Gather up every line from the entries below that uses the word "title".

↓↓↓

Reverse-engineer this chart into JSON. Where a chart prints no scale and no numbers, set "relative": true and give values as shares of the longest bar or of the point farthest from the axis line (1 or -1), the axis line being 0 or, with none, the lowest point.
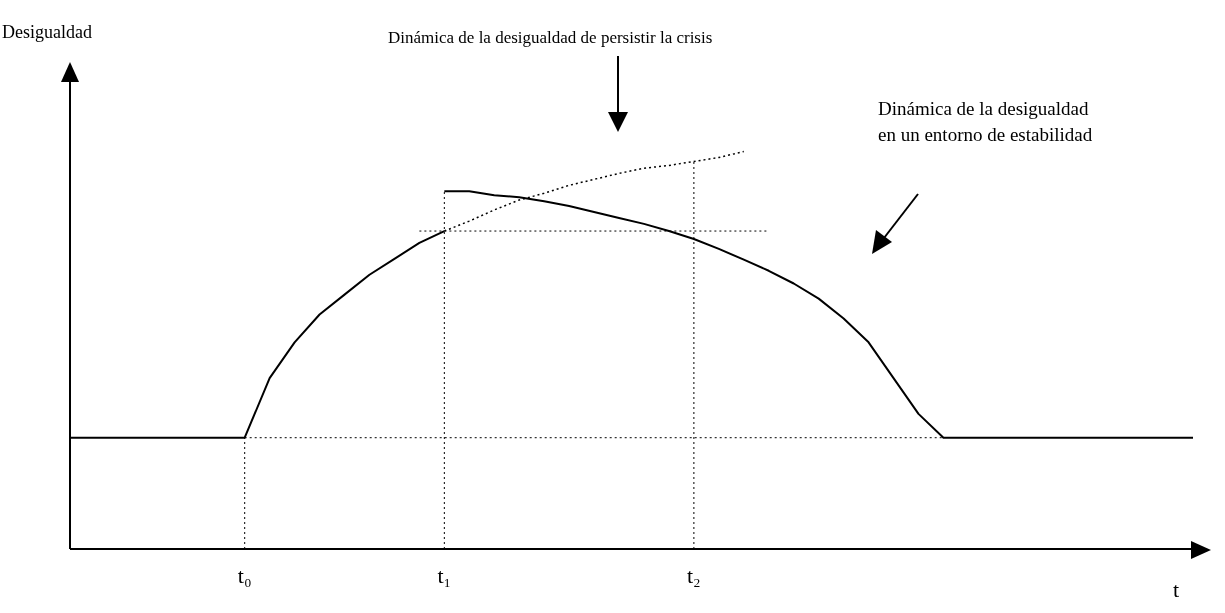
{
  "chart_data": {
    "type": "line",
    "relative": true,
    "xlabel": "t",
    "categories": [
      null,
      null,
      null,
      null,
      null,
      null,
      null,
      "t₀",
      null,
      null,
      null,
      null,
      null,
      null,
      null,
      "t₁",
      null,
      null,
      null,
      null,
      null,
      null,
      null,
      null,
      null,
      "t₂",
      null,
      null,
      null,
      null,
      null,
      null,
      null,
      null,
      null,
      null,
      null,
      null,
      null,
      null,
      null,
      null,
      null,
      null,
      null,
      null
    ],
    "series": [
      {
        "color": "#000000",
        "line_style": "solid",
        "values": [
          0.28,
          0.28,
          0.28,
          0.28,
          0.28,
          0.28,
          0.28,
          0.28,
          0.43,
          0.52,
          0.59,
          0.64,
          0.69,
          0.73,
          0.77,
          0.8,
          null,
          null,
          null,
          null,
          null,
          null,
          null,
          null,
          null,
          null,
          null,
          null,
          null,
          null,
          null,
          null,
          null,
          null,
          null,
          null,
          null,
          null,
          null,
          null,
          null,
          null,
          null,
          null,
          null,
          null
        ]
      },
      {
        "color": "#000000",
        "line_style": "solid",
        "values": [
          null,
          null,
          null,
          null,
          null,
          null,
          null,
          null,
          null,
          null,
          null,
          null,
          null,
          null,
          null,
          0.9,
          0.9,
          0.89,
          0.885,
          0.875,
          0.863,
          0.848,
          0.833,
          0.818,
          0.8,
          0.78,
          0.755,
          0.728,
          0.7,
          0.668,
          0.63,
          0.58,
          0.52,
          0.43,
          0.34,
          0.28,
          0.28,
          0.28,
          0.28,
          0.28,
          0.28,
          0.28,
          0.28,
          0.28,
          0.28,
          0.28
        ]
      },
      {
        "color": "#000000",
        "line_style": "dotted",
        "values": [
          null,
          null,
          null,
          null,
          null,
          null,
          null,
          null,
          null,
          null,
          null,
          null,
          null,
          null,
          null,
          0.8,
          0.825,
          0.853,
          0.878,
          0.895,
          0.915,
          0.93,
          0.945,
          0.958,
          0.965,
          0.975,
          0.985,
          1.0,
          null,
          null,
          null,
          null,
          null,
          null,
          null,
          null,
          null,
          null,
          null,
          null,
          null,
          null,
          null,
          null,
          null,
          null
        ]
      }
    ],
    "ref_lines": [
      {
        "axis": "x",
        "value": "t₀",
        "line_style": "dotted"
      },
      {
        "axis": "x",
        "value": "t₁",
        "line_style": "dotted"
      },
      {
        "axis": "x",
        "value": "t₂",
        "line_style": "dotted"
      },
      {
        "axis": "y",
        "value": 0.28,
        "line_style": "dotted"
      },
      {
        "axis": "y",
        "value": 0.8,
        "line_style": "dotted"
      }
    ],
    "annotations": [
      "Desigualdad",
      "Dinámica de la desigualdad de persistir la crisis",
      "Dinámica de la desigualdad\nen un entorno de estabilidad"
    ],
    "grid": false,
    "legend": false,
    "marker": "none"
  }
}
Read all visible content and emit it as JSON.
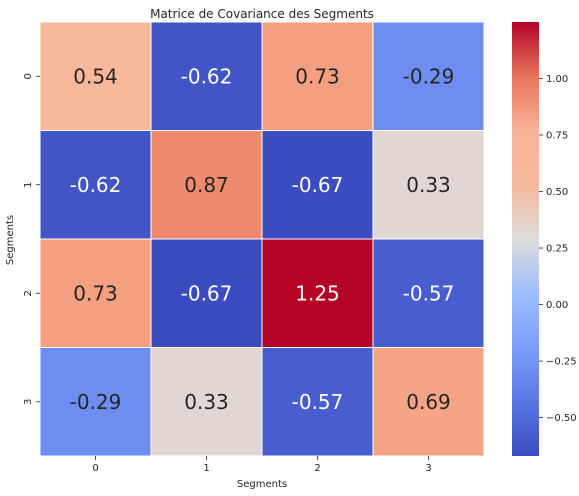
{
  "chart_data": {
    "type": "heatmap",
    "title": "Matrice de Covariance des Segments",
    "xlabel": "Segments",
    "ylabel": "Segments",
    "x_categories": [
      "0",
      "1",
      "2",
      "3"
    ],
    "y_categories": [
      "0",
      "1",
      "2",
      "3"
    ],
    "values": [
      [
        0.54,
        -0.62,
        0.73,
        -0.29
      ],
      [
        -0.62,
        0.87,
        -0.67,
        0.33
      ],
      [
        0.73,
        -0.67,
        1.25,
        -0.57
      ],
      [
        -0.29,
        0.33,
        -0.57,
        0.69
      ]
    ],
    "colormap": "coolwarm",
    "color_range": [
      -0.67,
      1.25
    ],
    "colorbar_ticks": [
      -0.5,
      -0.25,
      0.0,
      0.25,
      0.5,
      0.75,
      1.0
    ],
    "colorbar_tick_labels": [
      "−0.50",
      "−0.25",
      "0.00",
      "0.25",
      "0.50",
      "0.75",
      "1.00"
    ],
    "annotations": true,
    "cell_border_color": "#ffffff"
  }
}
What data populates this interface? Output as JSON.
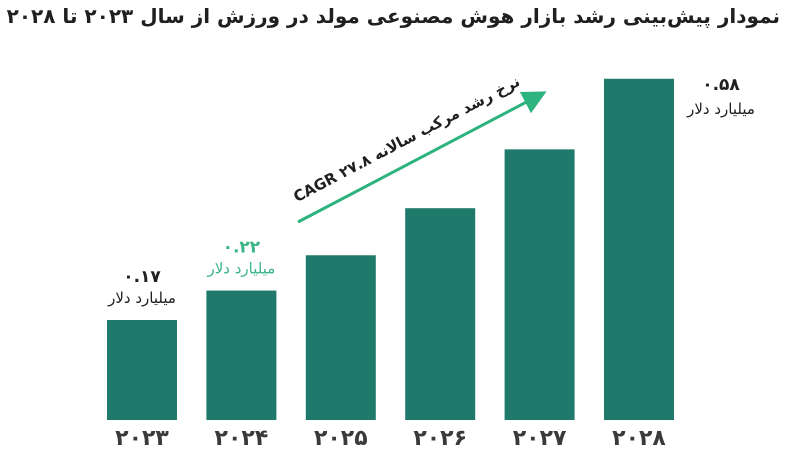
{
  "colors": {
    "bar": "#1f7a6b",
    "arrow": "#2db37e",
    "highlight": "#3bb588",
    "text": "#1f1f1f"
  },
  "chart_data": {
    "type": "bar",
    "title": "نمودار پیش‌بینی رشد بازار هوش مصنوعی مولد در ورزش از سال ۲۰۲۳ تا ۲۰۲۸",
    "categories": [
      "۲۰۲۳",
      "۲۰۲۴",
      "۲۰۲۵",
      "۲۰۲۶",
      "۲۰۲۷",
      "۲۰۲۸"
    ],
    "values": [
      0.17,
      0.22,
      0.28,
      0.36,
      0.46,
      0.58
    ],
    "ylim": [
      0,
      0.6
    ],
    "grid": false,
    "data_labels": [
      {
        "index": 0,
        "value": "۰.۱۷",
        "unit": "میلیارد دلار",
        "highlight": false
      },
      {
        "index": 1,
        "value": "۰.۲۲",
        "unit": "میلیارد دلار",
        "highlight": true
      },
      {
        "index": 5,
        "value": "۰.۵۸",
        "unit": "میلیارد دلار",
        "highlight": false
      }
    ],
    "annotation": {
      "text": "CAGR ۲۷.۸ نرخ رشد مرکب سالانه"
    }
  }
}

↑↑↑

* **EXERCISE ANSWER**
    "title": "Matrice de Covariance des Segments",
    "title": "نمودار پیش‌بینی رشد بازار هوش مصنوعی مولد در ورزش از سال ۲۰۲۳ تا ۲۰۲۸",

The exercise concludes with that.